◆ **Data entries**
━━━
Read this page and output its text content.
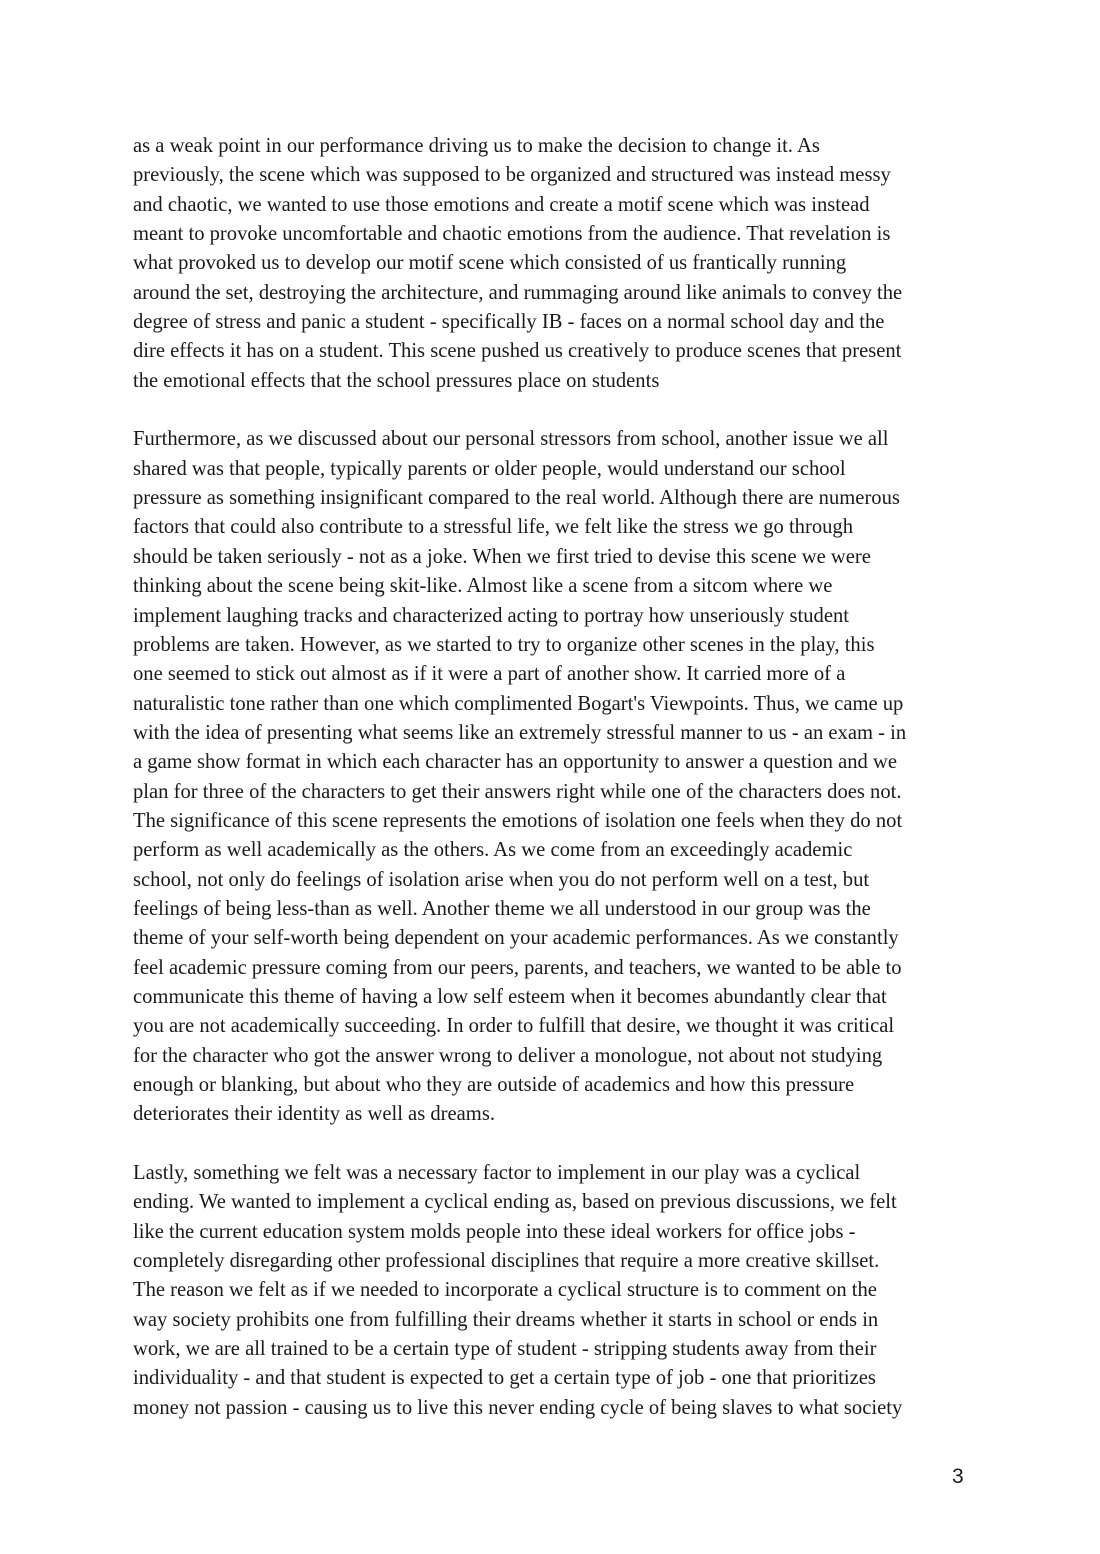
as a weak point in our performance driving us to make the decision to change it. As
previously, the scene which was supposed to be organized and structured was instead messy
and chaotic, we wanted to use those emotions and create a motif scene which was instead
meant to provoke uncomfortable and chaotic emotions from the audience. That revelation is
what provoked us to develop our motif scene which consisted of us frantically running
around the set, destroying the architecture, and rummaging around like animals to convey the
degree of stress and panic a student - specifically IB - faces on a normal school day and the
dire effects it has on a student. This scene pushed us creatively to produce scenes that present
the emotional effects that the school pressures place on students
Furthermore, as we discussed about our personal stressors from school, another issue we all
shared was that people, typically parents or older people, would understand our school
pressure as something insignificant compared to the real world. Although there are numerous
factors that could also contribute to a stressful life, we felt like the stress we go through
should be taken seriously - not as a joke. When we first tried to devise this scene we were
thinking about the scene being skit-like. Almost like a scene from a sitcom where we
implement laughing tracks and characterized acting to portray how unseriously student
problems are taken. However, as we started to try to organize other scenes in the play, this
one seemed to stick out almost as if it were a part of another show. It carried more of a
naturalistic tone rather than one which complimented Bogart's Viewpoints. Thus, we came up
with the idea of presenting what seems like an extremely stressful manner to us - an exam - in
a game show format in which each character has an opportunity to answer a question and we
plan for three of the characters to get their answers right while one of the characters does not.
The significance of this scene represents the emotions of isolation one feels when they do not
perform as well academically as the others. As we come from an exceedingly academic
school, not only do feelings of isolation arise when you do not perform well on a test, but
feelings of being less-than as well. Another theme we all understood in our group was the
theme of your self-worth being dependent on your academic performances. As we constantly
feel academic pressure coming from our peers, parents, and teachers, we wanted to be able to
communicate this theme of having a low self esteem when it becomes abundantly clear that
you are not academically succeeding. In order to fulfill that desire, we thought it was critical
for the character who got the answer wrong to deliver a monologue, not about not studying
enough or blanking, but about who they are outside of academics and how this pressure
deteriorates their identity as well as dreams.
Lastly, something we felt was a necessary factor to implement in our play was a cyclical
ending. We wanted to implement a cyclical ending as, based on previous discussions, we felt
like the current education system molds people into these ideal workers for office jobs -
completely disregarding other professional disciplines that require a more creative skillset.
The reason we felt as if we needed to incorporate a cyclical structure is to comment on the
way society prohibits one from fulfilling their dreams whether it starts in school or ends in
work, we are all trained to be a certain type of student - stripping students away from their
individuality - and that student is expected to get a certain type of job - one that prioritizes
money not passion - causing us to live this never ending cycle of being slaves to what society
3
━━━
◆ **Instruction**
Show each line of the listing that holds the string "something".

◆ **In response**
pressure as something insignificant compared to the real world. Although there are numerous
Lastly, something we felt was a necessary factor to implement in our play was a cyclical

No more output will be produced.